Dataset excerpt
▽
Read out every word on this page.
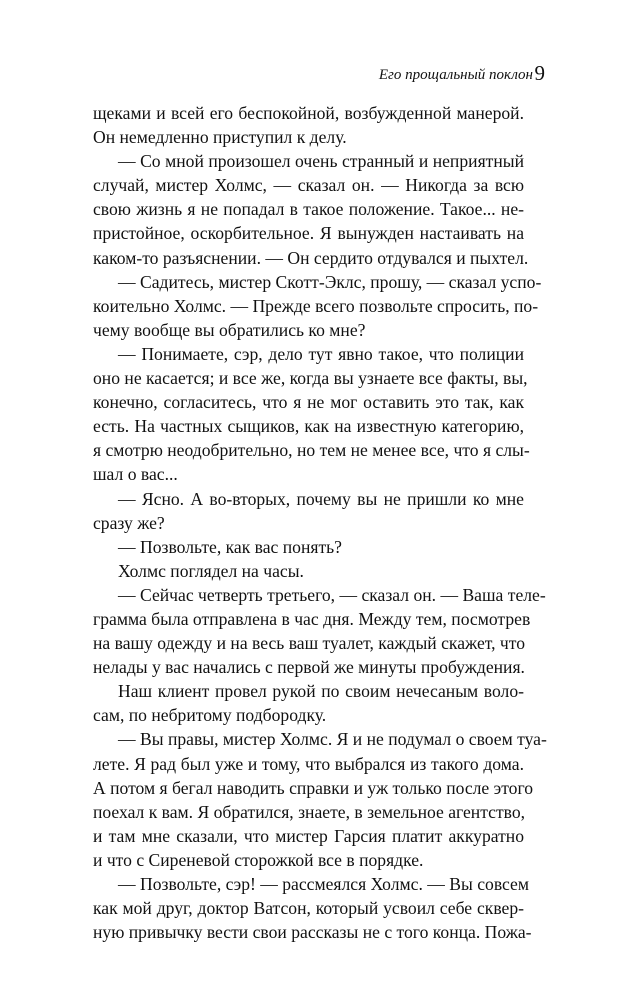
Его прощальный поклон 9
щеками и всей его беспокойной, возбужденной манерой.
Он немедленно приступил к делу.
— Со мной произошел очень странный и неприятный
случай, мистер Холмс, — сказал он. — Никогда за всю
свою жизнь я не попадал в такое положение. Такое... не-
пристойное, оскорбительное. Я вынужден настаивать на
каком-то разъяснении. — Он сердито отдувался и пыхтел.
— Садитесь, мистер Скотт-Эклс, прошу, — сказал успо-
коительно Холмс. — Прежде всего позвольте спросить, по-
чему вообще вы обратились ко мне?
— Понимаете, сэр, дело тут явно такое, что полиции
оно не касается; и все же, когда вы узнаете все факты, вы,
конечно, согласитесь, что я не мог оставить это так, как
есть. На частных сыщиков, как на известную категорию,
я смотрю неодобрительно, но тем не менее все, что я слы-
шал о вас...
— Ясно. А во-вторых, почему вы не пришли ко мне
сразу же?
— Позвольте, как вас понять?
Холмс поглядел на часы.
— Сейчас четверть третьего, — сказал он. — Ваша теле-
грамма была отправлена в час дня. Между тем, посмотрев
на вашу одежду и на весь ваш туалет, каждый скажет, что
нелады у вас начались с первой же минуты пробуждения.
Наш клиент провел рукой по своим нечесаным воло-
сам, по небритому подбородку.
— Вы правы, мистер Холмс. Я и не подумал о своем туа-
лете. Я рад был уже и тому, что выбрался из такого дома.
А потом я бегал наводить справки и уж только после этого
поехал к вам. Я обратился, знаете, в земельное агентство,
и там мне сказали, что мистер Гарсия платит аккуратно
и что с Сиреневой сторожкой все в порядке.
— Позвольте, сэр! — рассмеялся Холмс. — Вы совсем
как мой друг, доктор Ватсон, который усвоил себе сквер-
ную привычку вести свои рассказы не с того конца. Пожа-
△
» Brief
Look through the data above. Find each line with the string "мистер" and copy it.

» Solution for this task
случай, мистер Холмс, — сказал он. — Никогда за всю
— Садитесь, мистер Скотт-Эклс, прошу, — сказал успо-
— Вы правы, мистер Холмс. Я и не подумал о своем туа-
и там мне сказали, что мистер Гарсия платит аккуратно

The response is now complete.